Transcribe all of the material below word for word and leave out its pictures.

--------

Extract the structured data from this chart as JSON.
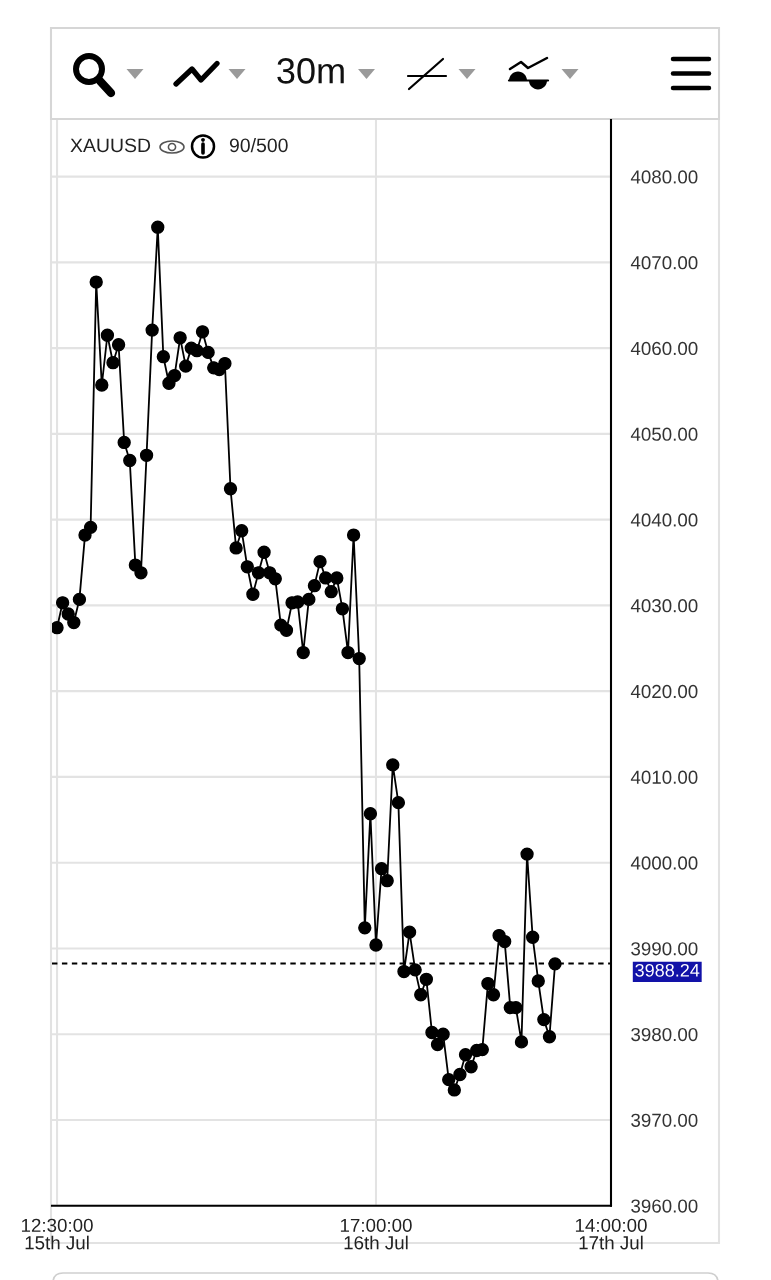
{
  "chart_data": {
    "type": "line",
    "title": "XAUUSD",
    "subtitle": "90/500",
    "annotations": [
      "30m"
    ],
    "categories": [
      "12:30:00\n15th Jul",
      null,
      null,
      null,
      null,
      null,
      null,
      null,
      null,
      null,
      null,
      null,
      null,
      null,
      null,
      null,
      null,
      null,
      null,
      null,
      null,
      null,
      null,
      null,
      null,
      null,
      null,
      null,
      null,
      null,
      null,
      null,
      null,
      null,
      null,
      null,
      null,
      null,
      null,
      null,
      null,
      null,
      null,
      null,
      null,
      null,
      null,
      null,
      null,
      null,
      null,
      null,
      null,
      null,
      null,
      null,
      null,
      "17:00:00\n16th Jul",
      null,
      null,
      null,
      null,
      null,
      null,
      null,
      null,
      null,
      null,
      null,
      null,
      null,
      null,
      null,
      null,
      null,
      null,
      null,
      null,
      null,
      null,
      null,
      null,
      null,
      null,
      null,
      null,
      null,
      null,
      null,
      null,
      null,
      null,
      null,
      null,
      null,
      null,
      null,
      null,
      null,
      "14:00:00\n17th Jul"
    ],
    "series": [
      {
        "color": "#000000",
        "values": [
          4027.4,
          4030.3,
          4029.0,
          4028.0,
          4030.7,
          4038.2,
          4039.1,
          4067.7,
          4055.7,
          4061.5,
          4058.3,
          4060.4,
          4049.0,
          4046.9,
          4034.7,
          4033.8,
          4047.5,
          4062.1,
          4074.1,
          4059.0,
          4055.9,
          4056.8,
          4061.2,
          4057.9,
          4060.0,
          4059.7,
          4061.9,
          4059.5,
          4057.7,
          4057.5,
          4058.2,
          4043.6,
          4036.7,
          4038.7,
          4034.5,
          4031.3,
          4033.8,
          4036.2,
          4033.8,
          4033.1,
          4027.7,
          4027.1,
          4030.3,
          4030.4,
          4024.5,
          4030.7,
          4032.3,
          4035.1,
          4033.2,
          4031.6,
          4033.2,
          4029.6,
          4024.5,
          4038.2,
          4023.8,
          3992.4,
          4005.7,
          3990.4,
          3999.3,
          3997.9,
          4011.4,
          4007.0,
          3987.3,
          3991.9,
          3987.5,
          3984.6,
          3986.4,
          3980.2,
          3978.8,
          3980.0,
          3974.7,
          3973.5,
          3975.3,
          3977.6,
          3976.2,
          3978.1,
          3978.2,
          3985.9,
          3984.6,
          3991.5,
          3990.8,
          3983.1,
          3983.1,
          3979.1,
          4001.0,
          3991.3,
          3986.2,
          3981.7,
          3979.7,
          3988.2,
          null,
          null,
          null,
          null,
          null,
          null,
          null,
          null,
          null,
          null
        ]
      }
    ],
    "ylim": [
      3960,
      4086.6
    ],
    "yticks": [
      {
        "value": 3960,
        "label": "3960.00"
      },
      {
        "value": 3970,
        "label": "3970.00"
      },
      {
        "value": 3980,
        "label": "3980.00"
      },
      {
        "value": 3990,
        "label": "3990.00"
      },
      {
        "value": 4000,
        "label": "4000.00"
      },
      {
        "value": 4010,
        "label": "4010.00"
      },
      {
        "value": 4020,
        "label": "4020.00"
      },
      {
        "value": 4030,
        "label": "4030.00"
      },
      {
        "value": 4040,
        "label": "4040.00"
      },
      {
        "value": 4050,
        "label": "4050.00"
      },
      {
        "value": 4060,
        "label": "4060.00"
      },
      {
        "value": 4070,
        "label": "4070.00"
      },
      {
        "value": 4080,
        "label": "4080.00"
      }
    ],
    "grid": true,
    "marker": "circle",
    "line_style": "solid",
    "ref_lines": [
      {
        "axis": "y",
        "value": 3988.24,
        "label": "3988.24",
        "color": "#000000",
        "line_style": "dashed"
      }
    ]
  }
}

--------

#### Expected answer
Extract the structured data from this chart as JSON.
{
  "chart_data": {
    "type": "line",
    "title": "XAUUSD",
    "subtitle": "90/500",
    "annotations": [
      "30m"
    ],
    "categories": [
      "12:30:00\n15th Jul",
      null,
      null,
      null,
      null,
      null,
      null,
      null,
      null,
      null,
      null,
      null,
      null,
      null,
      null,
      null,
      null,
      null,
      null,
      null,
      null,
      null,
      null,
      null,
      null,
      null,
      null,
      null,
      null,
      null,
      null,
      null,
      null,
      null,
      null,
      null,
      null,
      null,
      null,
      null,
      null,
      null,
      null,
      null,
      null,
      null,
      null,
      null,
      null,
      null,
      null,
      null,
      null,
      null,
      null,
      null,
      null,
      "17:00:00\n16th Jul",
      null,
      null,
      null,
      null,
      null,
      null,
      null,
      null,
      null,
      null,
      null,
      null,
      null,
      null,
      null,
      null,
      null,
      null,
      null,
      null,
      null,
      null,
      null,
      null,
      null,
      null,
      null,
      null,
      null,
      null,
      null,
      null,
      null,
      null,
      null,
      null,
      null,
      null,
      null,
      null,
      null,
      "14:00:00\n17th Jul"
    ],
    "series": [
      {
        "color": "#000000",
        "values": [
          4027.4,
          4030.3,
          4029.0,
          4028.0,
          4030.7,
          4038.2,
          4039.1,
          4067.7,
          4055.7,
          4061.5,
          4058.3,
          4060.4,
          4049.0,
          4046.9,
          4034.7,
          4033.8,
          4047.5,
          4062.1,
          4074.1,
          4059.0,
          4055.9,
          4056.8,
          4061.2,
          4057.9,
          4060.0,
          4059.7,
          4061.9,
          4059.5,
          4057.7,
          4057.5,
          4058.2,
          4043.6,
          4036.7,
          4038.7,
          4034.5,
          4031.3,
          4033.8,
          4036.2,
          4033.8,
          4033.1,
          4027.7,
          4027.1,
          4030.3,
          4030.4,
          4024.5,
          4030.7,
          4032.3,
          4035.1,
          4033.2,
          4031.6,
          4033.2,
          4029.6,
          4024.5,
          4038.2,
          4023.8,
          3992.4,
          4005.7,
          3990.4,
          3999.3,
          3997.9,
          4011.4,
          4007.0,
          3987.3,
          3991.9,
          3987.5,
          3984.6,
          3986.4,
          3980.2,
          3978.8,
          3980.0,
          3974.7,
          3973.5,
          3975.3,
          3977.6,
          3976.2,
          3978.1,
          3978.2,
          3985.9,
          3984.6,
          3991.5,
          3990.8,
          3983.1,
          3983.1,
          3979.1,
          4001.0,
          3991.3,
          3986.2,
          3981.7,
          3979.7,
          3988.2,
          null,
          null,
          null,
          null,
          null,
          null,
          null,
          null,
          null,
          null
        ]
      }
    ],
    "ylim": [
      3960,
      4086.6
    ],
    "yticks": [
      {
        "value": 3960,
        "label": "3960.00"
      },
      {
        "value": 3970,
        "label": "3970.00"
      },
      {
        "value": 3980,
        "label": "3980.00"
      },
      {
        "value": 3990,
        "label": "3990.00"
      },
      {
        "value": 4000,
        "label": "4000.00"
      },
      {
        "value": 4010,
        "label": "4010.00"
      },
      {
        "value": 4020,
        "label": "4020.00"
      },
      {
        "value": 4030,
        "label": "4030.00"
      },
      {
        "value": 4040,
        "label": "4040.00"
      },
      {
        "value": 4050,
        "label": "4050.00"
      },
      {
        "value": 4060,
        "label": "4060.00"
      },
      {
        "value": 4070,
        "label": "4070.00"
      },
      {
        "value": 4080,
        "label": "4080.00"
      }
    ],
    "grid": true,
    "marker": "circle",
    "line_style": "solid",
    "ref_lines": [
      {
        "axis": "y",
        "value": 3988.24,
        "label": "3988.24",
        "color": "#000000",
        "line_style": "dashed"
      }
    ]
  }
}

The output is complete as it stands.